▶ _Data shown_:

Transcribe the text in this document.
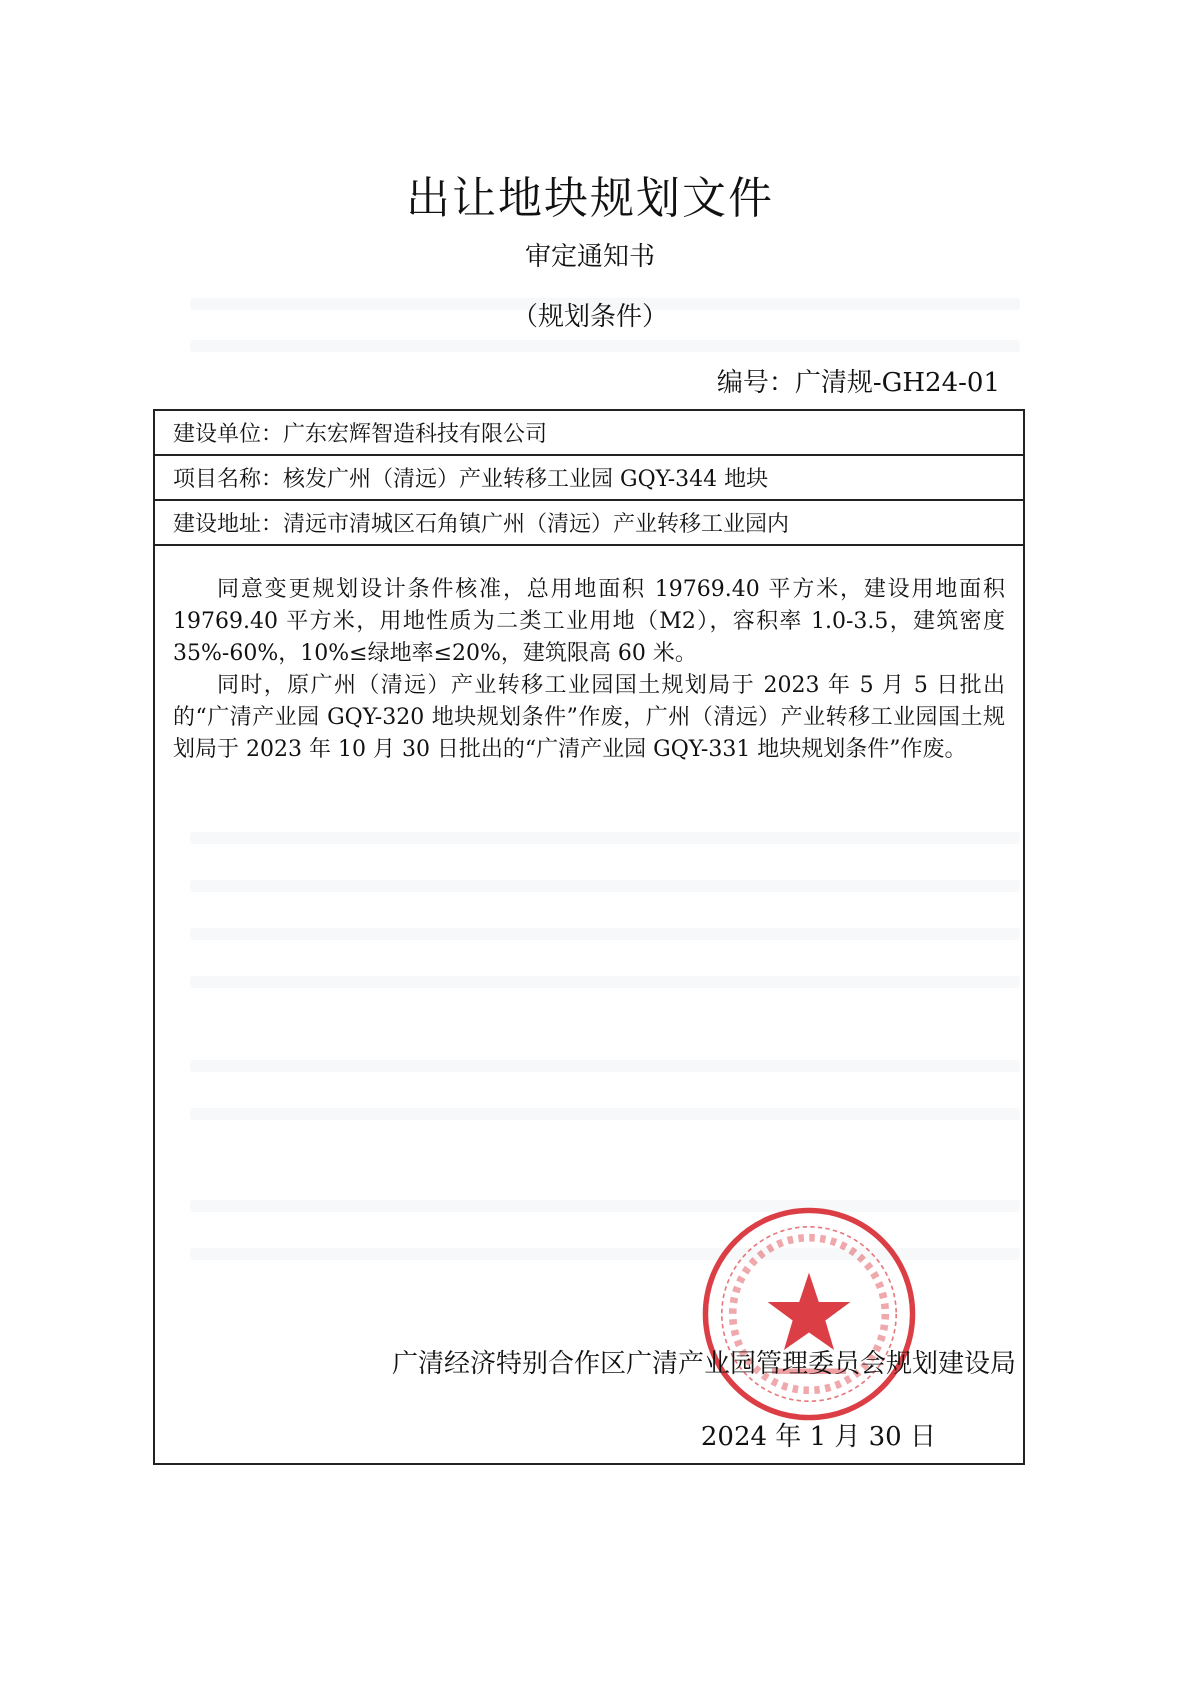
出让地块规划文件
审定通知书
（规划条件）
编号：广清规-GH24-01
建设单位： 广东宏辉智造科技有限公司
项目名称： 核发广州（清远）产业转移工业园 GQY-344 地块
建设地址： 清远市清城区石角镇广州（清远）产业转移工业园内

同意变更规划设计条件核准，总用地面积 19769.40 平方米，建设用地面积 19769.40 平方米，用地性质为二类工业用地（M2），容积率 1.0-3.5，建筑密度 35%-60%，10%≤绿地率≤20%，建筑限高 60 米。

同时，原广州（清远）产业转移工业园国土规划局于 2023 年 5 月 5 日批出的“广清产业园 GQY-320 地块规划条件”作废，广州（清远）产业转移工业园国土规划局于 2023 年 10 月 30 日批出的“广清产业园 GQY-331 地块规划条件”作废。

广清经济特别合作区广清产业园管理委员会规划建设局
2024 年 1 月 30 日
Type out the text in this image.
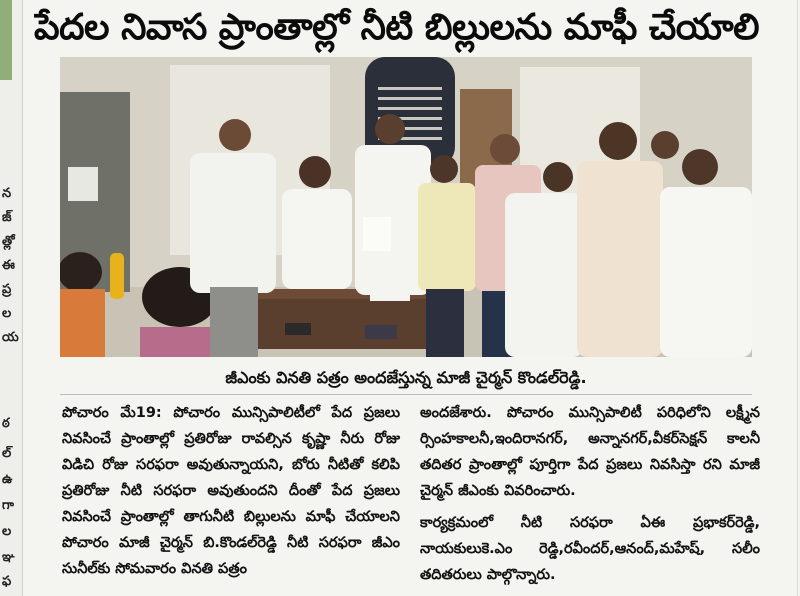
న
జ్
త్లో
ఈ
ప్ర
ల
య
ఠ
ల్
ఉ
గా
ల
ఞ
ఫ
పేదల నివాస ప్రాంతాల్లో నీటి బిల్లులను మాఫీ చేయాలి
జీఎంకు వినతి పత్రం అందజేస్తున్న మాజీ చైర్మన్ కొండల్‌రెడ్డి.

పోచారం మే19: పోచారం మున్సిపాలిటీలో పేద ప్రజలు నివసించే ప్రాంతాల్లో ప్రతిరోజు రావల్సిన కృష్ణా నీరు రోజు విడిచి రోజు సరఫరా అవుతున్నాయని, బోరు నీటితో కలిపి ప్రతిరోజు నీటి సరఫరా అవుతుందని దీంతో పేద ప్రజలు నివసించే ప్రాంతాల్లో తాగునీటి బిల్లులను మాఫీ చేయాలని పోచారం మాజీ చైర్మన్ బి.కొండల్‌రెడ్డి నీటి సరఫరా జీఎం సునీల్‌కు సోమవారం వినతి పత్రం

అందజేశారు. పోచారం మున్సిపాలిటీ పరిధిలోని లక్ష్మీన ర్సింహకాలనీ,ఇందిరానగర్, అన్నానగర్,వీకర్‌సెక్షన్ కాలనీ తదితర ప్రాంతాల్లో పూర్తిగా పేద ప్రజలు నివసిస్తా రని మాజీ చైర్మన్ జీఎంకు వివరించారు.

కార్యక్రమంలో నీటి సరఫరా ఏఈ ప్రభాకర్‌రెడ్డి, నాయకులుకె.ఎం రెడ్డి,రవీందర్,ఆనంద్,మహేష్, సలీం తదితరులు పాల్గొన్నారు.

▶ _Set problem_: Each record above should come back exactly the same, only without its pictures.

▶ _Written solution_:
Transcribe the text in this document.
出让地块规划文件
审定通知书
（规划条件）
编号：广清规-GH24-01
建设单位： 广东宏辉智造科技有限公司
项目名称： 核发广州（清远）产业转移工业园 GQY-344 地块
建设地址： 清远市清城区石角镇广州（清远）产业转移工业园内

同意变更规划设计条件核准，总用地面积 19769.40 平方米，建设用地面积 19769.40 平方米，用地性质为二类工业用地（M2），容积率 1.0-3.5，建筑密度 35%-60%，10%≤绿地率≤20%，建筑限高 60 米。

同时，原广州（清远）产业转移工业园国土规划局于 2023 年 5 月 5 日批出的“广清产业园 GQY-320 地块规划条件”作废，广州（清远）产业转移工业园国土规划局于 2023 年 10 月 30 日批出的“广清产业园 GQY-331 地块规划条件”作废。

广清经济特别合作区广清产业园管理委员会规划建设局
2024 年 1 月 30 日
Type out the text in this image.
న
జ్
త్లో
ఈ
ప్ర
ల
య
ఠ
ల్
ఉ
గా
ల
ఞ
ఫ
పేదల నివాస ప్రాంతాల్లో నీటి బిల్లులను మాఫీ చేయాలి
జీఎంకు వినతి పత్రం అందజేస్తున్న మాజీ చైర్మన్ కొండల్‌రెడ్డి.

పోచారం మే19: పోచారం మున్సిపాలిటీలో పేద ప్రజలు నివసించే ప్రాంతాల్లో ప్రతిరోజు రావల్సిన కృష్ణా నీరు రోజు విడిచి రోజు సరఫరా అవుతున్నాయని, బోరు నీటితో కలిపి ప్రతిరోజు నీటి సరఫరా అవుతుందని దీంతో పేద ప్రజలు నివసించే ప్రాంతాల్లో తాగునీటి బిల్లులను మాఫీ చేయాలని పోచారం మాజీ చైర్మన్ బి.కొండల్‌రెడ్డి నీటి సరఫరా జీఎం సునీల్‌కు సోమవారం వినతి పత్రం

అందజేశారు. పోచారం మున్సిపాలిటీ పరిధిలోని లక్ష్మీన ర్సింహకాలనీ,ఇందిరానగర్, అన్నానగర్,వీకర్‌సెక్షన్ కాలనీ తదితర ప్రాంతాల్లో పూర్తిగా పేద ప్రజలు నివసిస్తా రని మాజీ చైర్మన్ జీఎంకు వివరించారు.

కార్యక్రమంలో నీటి సరఫరా ఏఈ ప్రభాకర్‌రెడ్డి, నాయకులుకె.ఎం రెడ్డి,రవీందర్,ఆనంద్,మహేష్, సలీం తదితరులు పాల్గొన్నారు.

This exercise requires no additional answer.